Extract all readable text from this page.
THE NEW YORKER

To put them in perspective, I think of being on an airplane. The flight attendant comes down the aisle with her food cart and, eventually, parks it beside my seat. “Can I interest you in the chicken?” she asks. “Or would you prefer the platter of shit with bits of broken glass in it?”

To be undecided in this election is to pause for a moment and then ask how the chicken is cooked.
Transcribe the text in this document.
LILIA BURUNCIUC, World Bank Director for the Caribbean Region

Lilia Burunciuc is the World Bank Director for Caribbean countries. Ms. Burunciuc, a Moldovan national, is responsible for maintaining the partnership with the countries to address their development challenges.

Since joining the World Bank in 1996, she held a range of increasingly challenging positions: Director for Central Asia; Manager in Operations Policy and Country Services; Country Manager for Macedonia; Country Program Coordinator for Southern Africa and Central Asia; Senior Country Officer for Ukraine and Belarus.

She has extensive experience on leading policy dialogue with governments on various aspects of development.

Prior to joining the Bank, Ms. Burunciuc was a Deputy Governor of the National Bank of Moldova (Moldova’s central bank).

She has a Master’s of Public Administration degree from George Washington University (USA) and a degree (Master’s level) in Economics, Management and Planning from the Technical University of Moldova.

◆ Challenge
Copy all lines from the material that hold "this".

◆ Problem solution
Extract all readable text from this page.
To be undecided in this election is to pause for a moment and then ask how the chicken is cooked.
Transcribe the text in this document.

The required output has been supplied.